--- BEGIN RECORDS PROVIDED ---

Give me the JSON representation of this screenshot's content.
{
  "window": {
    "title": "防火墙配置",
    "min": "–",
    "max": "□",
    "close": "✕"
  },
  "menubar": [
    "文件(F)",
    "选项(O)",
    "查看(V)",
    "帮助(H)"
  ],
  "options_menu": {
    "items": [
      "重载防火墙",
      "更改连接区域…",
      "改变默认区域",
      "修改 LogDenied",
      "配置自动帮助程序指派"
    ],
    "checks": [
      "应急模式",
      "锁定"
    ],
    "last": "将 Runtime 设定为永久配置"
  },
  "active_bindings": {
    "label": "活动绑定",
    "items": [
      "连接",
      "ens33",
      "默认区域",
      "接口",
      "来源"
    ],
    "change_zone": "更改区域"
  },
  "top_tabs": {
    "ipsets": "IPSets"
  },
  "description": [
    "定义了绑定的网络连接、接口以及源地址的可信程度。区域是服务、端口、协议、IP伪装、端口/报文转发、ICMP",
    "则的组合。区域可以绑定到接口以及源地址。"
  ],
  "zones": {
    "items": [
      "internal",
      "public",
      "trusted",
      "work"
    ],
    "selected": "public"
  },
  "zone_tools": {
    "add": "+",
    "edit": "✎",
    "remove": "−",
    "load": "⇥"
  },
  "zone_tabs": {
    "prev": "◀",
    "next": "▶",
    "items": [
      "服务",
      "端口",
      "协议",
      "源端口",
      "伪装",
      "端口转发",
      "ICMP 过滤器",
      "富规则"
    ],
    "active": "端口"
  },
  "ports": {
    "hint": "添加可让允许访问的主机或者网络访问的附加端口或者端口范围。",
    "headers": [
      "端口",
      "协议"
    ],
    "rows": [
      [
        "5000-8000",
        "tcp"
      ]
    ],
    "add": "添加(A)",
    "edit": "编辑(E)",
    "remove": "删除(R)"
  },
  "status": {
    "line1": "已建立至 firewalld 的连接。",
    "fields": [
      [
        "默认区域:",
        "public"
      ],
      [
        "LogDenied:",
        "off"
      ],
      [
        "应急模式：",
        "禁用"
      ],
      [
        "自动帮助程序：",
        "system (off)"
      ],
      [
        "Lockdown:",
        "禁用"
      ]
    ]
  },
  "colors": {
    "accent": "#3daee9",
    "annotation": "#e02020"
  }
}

--- END RECORDS PROVIDED ---

STATED EXERCISE:
Above are the records; retype every one exactly.

PROBLEM SOLUTION:
Give me the JSON representation of this screenshot's content.
{
  "window": {
    "title": "防火墙配置",
    "min": "–",
    "max": "□",
    "close": "✕"
  },
  "menubar": [
    "文件(F)",
    "选项(O)",
    "查看(V)",
    "帮助(H)"
  ],
  "options_menu": {
    "items": [
      "重载防火墙",
      "更改连接区域…",
      "改变默认区域",
      "修改 LogDenied",
      "配置自动帮助程序指派"
    ],
    "checks": [
      "应急模式",
      "锁定"
    ],
    "last": "将 Runtime 设定为永久配置"
  },
  "active_bindings": {
    "label": "活动绑定",
    "items": [
      "连接",
      "ens33",
      "默认区域",
      "接口",
      "来源"
    ],
    "change_zone": "更改区域"
  },
  "top_tabs": {
    "ipsets": "IPSets"
  },
  "description": [
    "定义了绑定的网络连接、接口以及源地址的可信程度。区域是服务、端口、协议、IP伪装、端口/报文转发、ICMP",
    "则的组合。区域可以绑定到接口以及源地址。"
  ],
  "zones": {
    "items": [
      "internal",
      "public",
      "trusted",
      "work"
    ],
    "selected": "public"
  },
  "zone_tools": {
    "add": "+",
    "edit": "✎",
    "remove": "−",
    "load": "⇥"
  },
  "zone_tabs": {
    "prev": "◀",
    "next": "▶",
    "items": [
      "服务",
      "端口",
      "协议",
      "源端口",
      "伪装",
      "端口转发",
      "ICMP 过滤器",
      "富规则"
    ],
    "active": "端口"
  },
  "ports": {
    "hint": "添加可让允许访问的主机或者网络访问的附加端口或者端口范围。",
    "headers": [
      "端口",
      "协议"
    ],
    "rows": [
      [
        "5000-8000",
        "tcp"
      ]
    ],
    "add": "添加(A)",
    "edit": "编辑(E)",
    "remove": "删除(R)"
  },
  "status": {
    "line1": "已建立至 firewalld 的连接。",
    "fields": [
      [
        "默认区域:",
        "public"
      ],
      [
        "LogDenied:",
        "off"
      ],
      [
        "应急模式：",
        "禁用"
      ],
      [
        "自动帮助程序：",
        "system (off)"
      ],
      [
        "Lockdown:",
        "禁用"
      ]
    ]
  },
  "colors": {
    "accent": "#3daee9",
    "annotation": "#e02020"
  }
}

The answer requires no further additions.